___ Record set ___

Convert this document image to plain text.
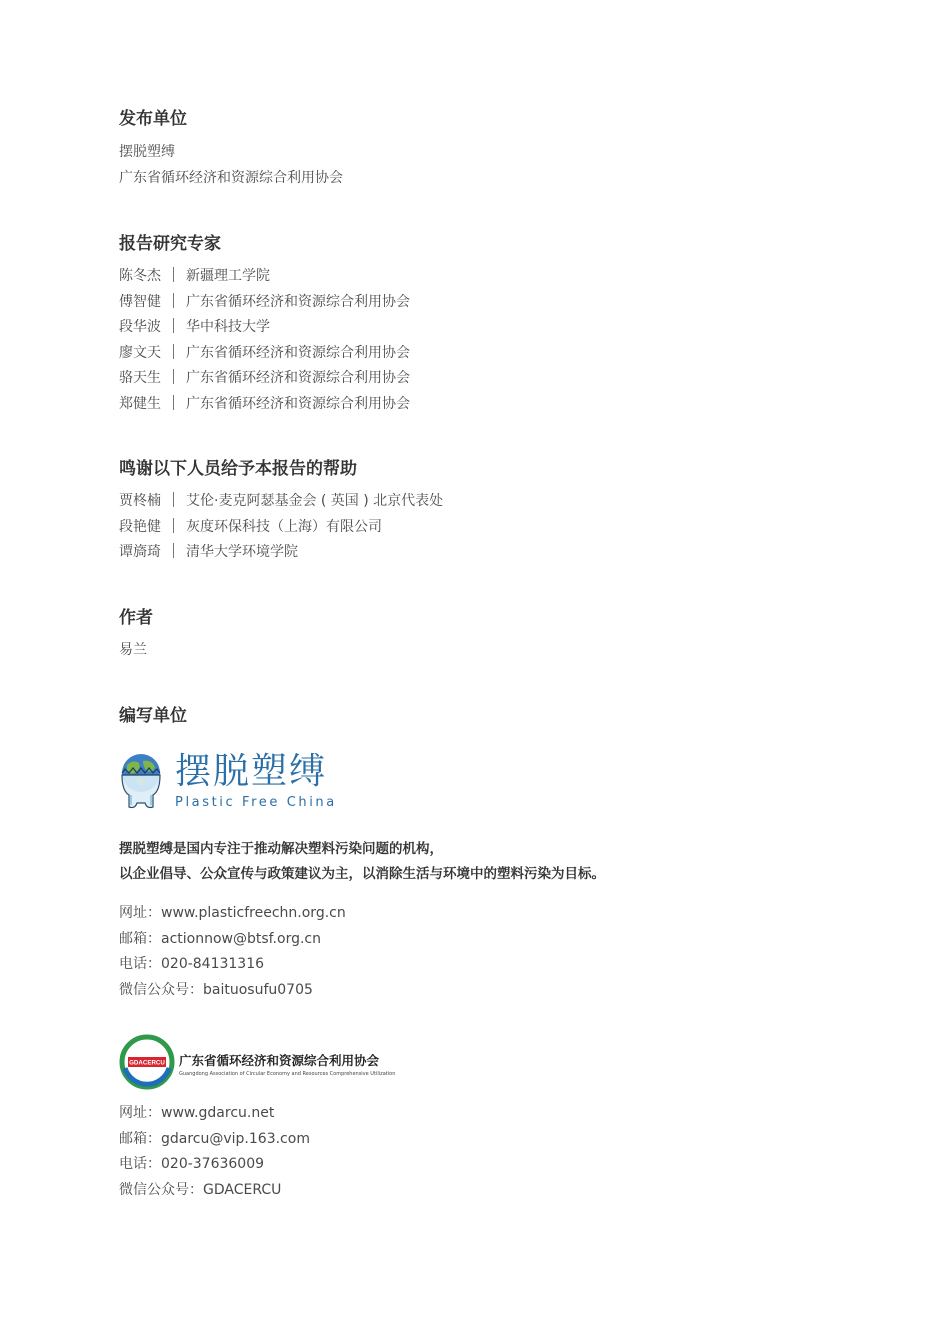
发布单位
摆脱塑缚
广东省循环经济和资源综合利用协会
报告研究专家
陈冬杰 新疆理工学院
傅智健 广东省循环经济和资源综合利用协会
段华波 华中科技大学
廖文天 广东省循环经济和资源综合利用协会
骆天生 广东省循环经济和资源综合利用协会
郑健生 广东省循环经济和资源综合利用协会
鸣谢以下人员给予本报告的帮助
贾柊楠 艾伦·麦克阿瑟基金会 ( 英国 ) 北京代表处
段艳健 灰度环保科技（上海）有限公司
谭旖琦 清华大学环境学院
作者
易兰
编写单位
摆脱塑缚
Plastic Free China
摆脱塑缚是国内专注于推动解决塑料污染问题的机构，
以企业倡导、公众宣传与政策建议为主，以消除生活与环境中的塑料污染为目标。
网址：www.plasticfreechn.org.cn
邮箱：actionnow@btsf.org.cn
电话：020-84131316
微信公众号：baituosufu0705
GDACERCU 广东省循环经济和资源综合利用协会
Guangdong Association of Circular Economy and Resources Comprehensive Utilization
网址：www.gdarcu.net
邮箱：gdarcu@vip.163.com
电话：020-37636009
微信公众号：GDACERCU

___
___ Record set ___

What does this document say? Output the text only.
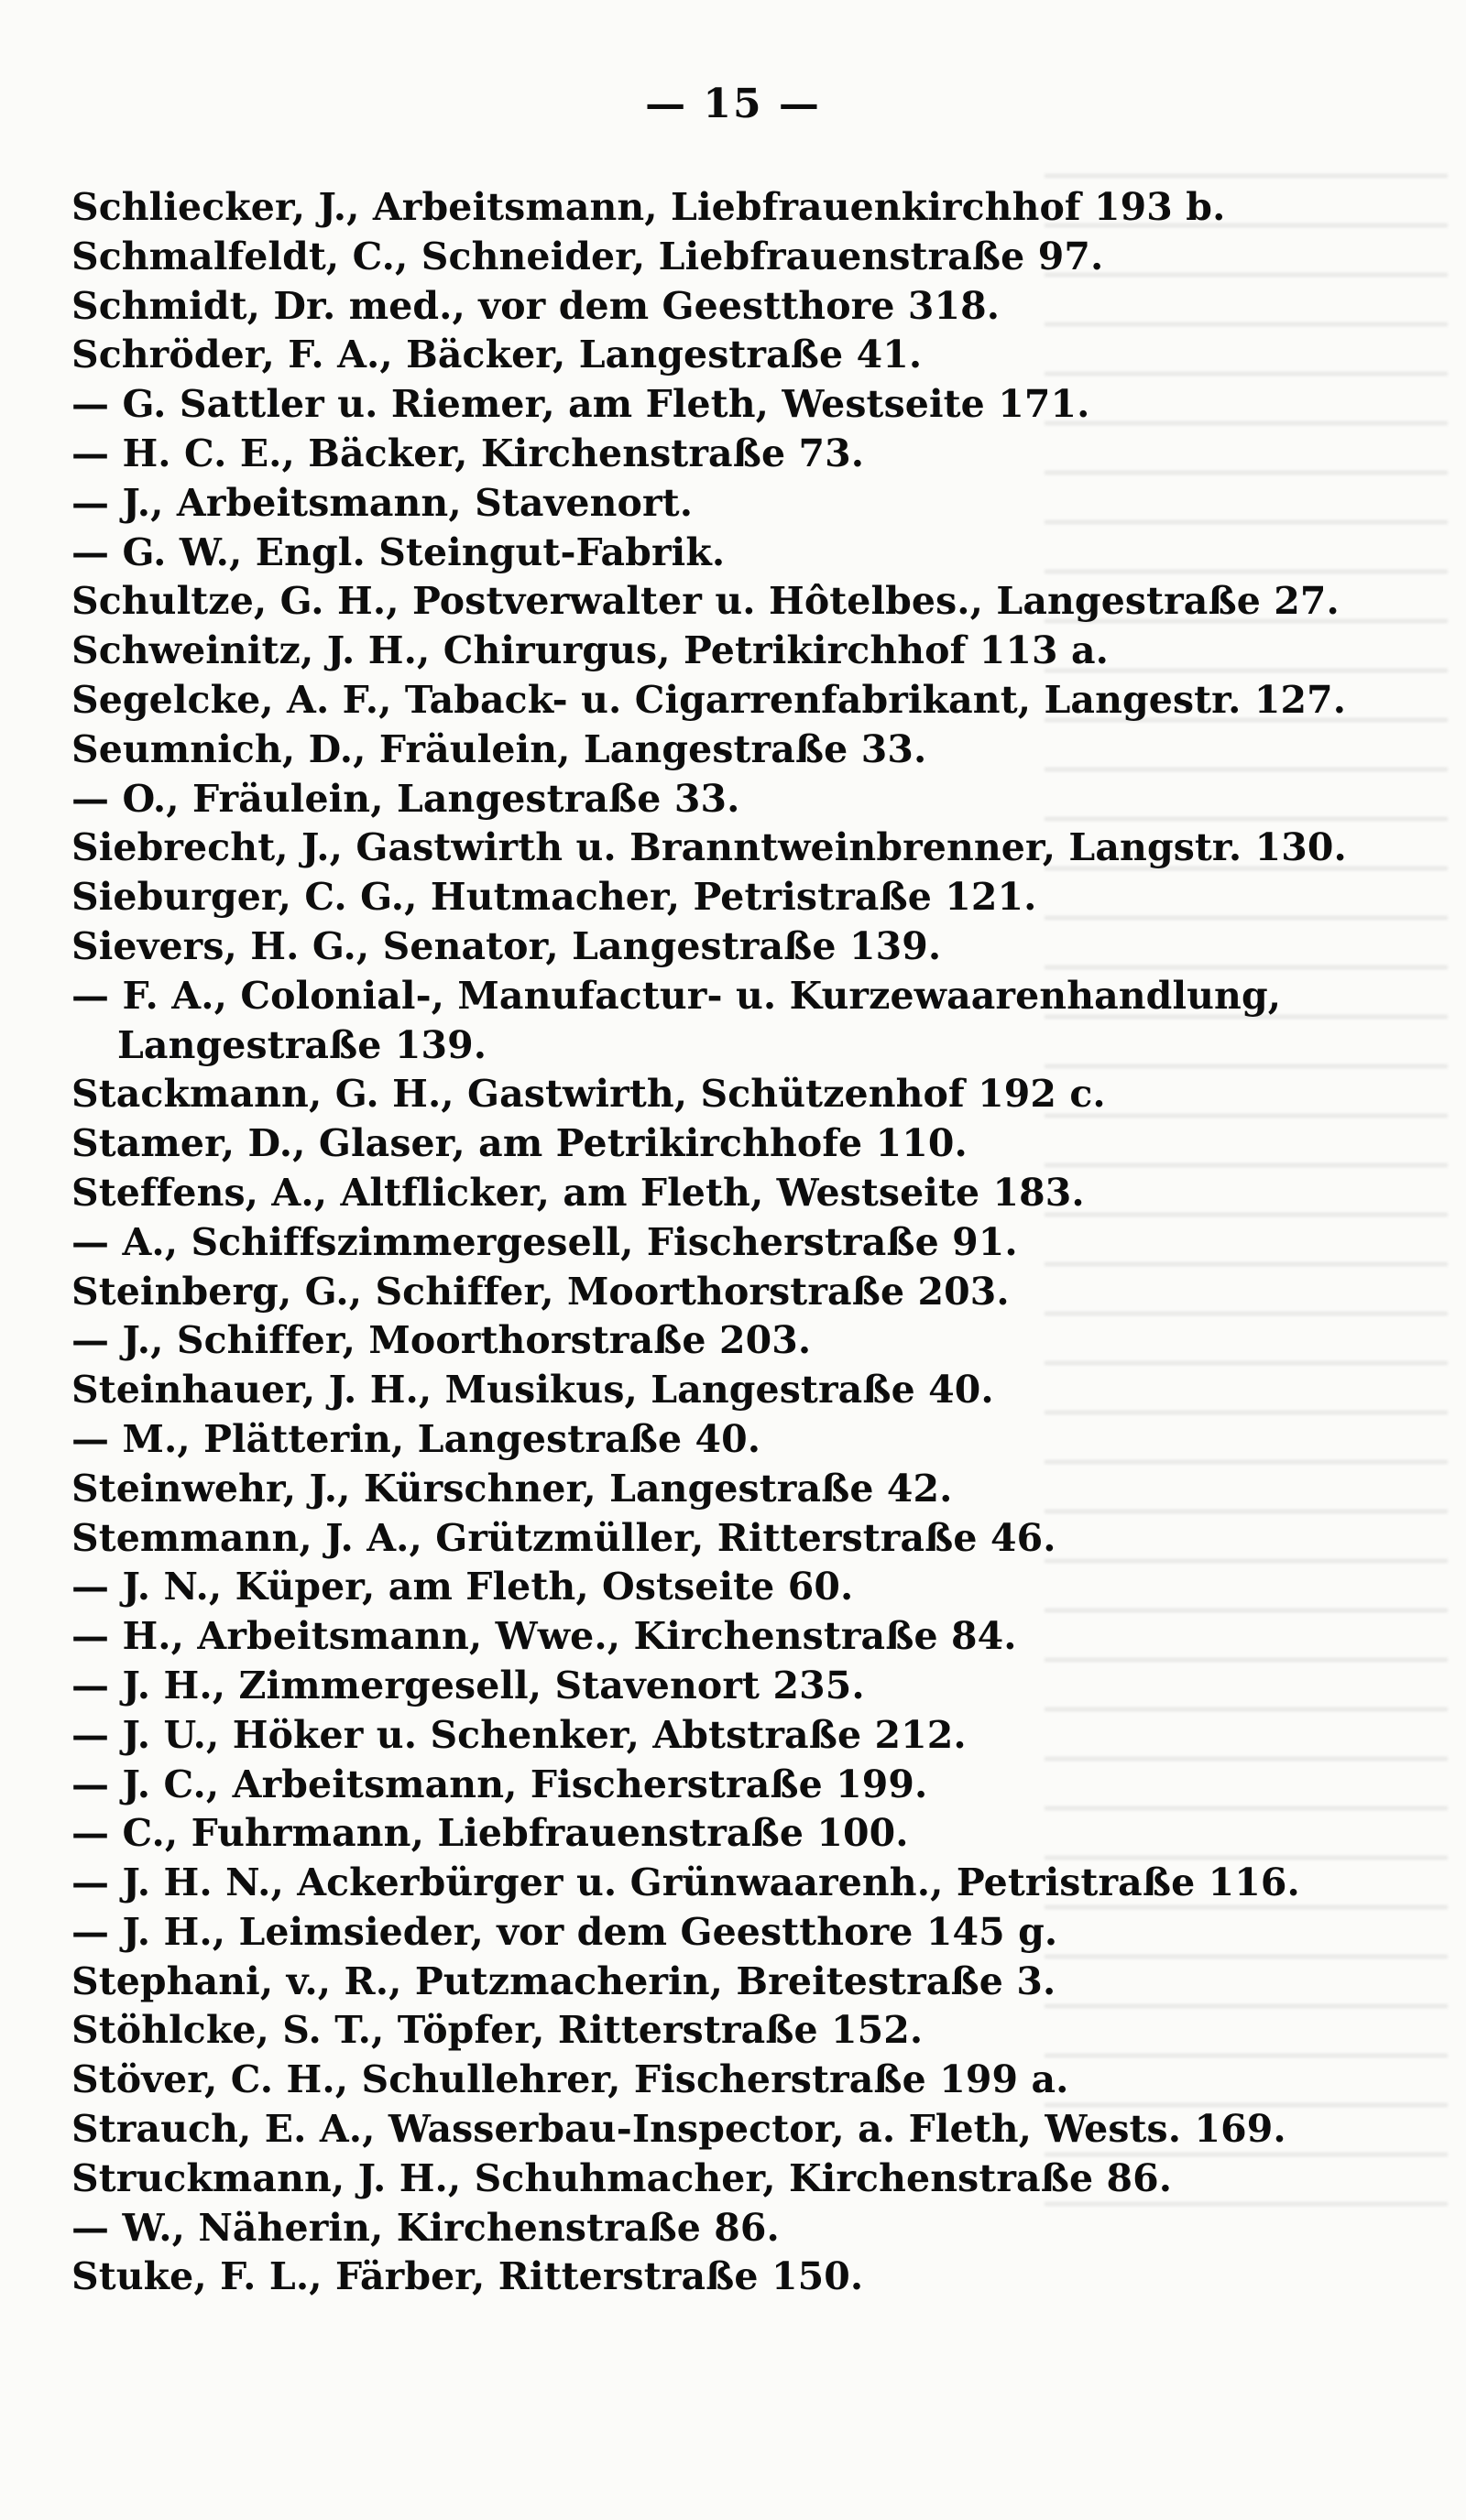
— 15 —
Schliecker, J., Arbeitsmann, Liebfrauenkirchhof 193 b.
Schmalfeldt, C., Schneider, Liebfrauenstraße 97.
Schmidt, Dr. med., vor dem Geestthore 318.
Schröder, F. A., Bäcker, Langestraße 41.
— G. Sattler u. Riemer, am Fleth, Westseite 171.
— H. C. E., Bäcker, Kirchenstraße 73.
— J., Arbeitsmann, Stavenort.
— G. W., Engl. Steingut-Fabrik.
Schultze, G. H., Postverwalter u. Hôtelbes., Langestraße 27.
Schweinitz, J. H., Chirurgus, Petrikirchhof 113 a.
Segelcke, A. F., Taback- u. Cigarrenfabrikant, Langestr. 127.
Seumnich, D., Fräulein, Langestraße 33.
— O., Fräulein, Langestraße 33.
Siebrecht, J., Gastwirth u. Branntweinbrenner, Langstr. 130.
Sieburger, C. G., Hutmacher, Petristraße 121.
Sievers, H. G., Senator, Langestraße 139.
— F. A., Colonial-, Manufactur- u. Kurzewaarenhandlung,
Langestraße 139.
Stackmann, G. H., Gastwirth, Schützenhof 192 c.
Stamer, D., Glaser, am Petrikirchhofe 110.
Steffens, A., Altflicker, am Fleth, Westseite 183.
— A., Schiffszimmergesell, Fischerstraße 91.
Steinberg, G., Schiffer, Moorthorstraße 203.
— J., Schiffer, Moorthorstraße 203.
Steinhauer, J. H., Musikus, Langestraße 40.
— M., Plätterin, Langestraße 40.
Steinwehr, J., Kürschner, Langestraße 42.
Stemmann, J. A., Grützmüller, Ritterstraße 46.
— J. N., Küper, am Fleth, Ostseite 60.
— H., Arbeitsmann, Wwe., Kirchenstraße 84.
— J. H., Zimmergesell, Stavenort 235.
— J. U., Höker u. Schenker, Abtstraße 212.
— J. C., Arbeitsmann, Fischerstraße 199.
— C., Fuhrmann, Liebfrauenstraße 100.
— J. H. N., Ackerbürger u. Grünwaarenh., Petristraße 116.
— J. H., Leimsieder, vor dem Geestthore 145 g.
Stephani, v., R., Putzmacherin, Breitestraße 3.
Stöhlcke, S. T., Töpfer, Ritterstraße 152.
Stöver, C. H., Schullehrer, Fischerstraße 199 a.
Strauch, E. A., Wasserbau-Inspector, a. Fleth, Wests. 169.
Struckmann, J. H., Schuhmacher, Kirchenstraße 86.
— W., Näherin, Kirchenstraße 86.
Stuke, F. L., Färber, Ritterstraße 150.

___
___ Record set ___

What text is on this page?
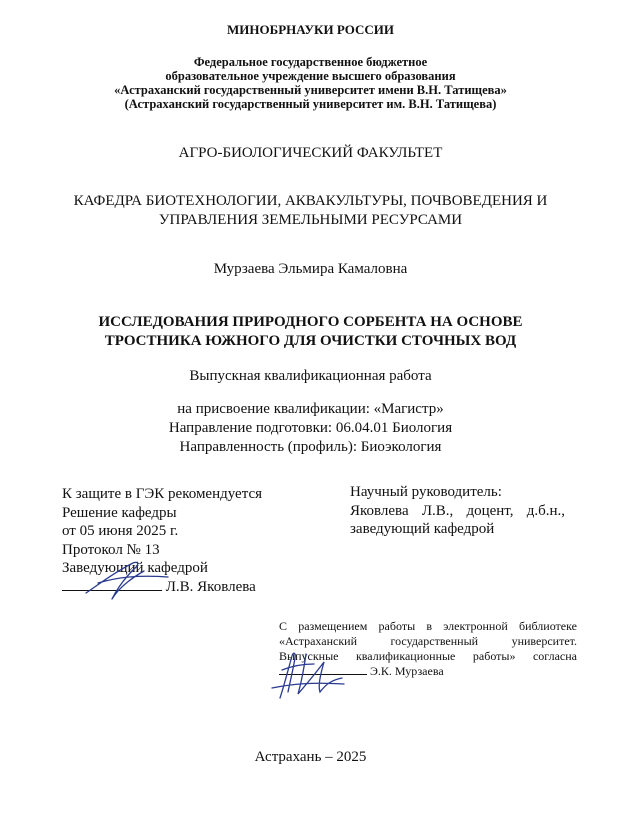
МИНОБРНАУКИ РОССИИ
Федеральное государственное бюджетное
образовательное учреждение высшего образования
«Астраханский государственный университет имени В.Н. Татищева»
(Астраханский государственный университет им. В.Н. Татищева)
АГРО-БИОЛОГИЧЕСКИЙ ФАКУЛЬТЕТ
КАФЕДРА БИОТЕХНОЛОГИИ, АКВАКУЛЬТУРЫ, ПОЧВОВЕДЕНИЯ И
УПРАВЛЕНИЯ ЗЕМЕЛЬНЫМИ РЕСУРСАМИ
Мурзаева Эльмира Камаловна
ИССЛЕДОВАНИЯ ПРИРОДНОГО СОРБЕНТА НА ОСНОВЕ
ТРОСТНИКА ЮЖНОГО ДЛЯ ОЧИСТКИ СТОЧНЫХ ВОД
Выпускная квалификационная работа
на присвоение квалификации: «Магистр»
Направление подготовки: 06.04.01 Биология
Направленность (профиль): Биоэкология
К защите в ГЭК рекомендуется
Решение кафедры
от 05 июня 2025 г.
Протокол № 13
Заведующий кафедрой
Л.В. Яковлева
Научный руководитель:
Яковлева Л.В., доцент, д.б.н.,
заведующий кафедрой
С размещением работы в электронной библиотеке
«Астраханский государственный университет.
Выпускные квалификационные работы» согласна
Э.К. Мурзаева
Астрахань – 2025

___

Where a line holds the string "Ritterstraße", copy that line.

Stemmann, J. A., Grützmüller, Ritterstraße 46.
Stöhlcke, S. T., Töpfer, Ritterstraße 152.
Stuke, F. L., Färber, Ritterstraße 150.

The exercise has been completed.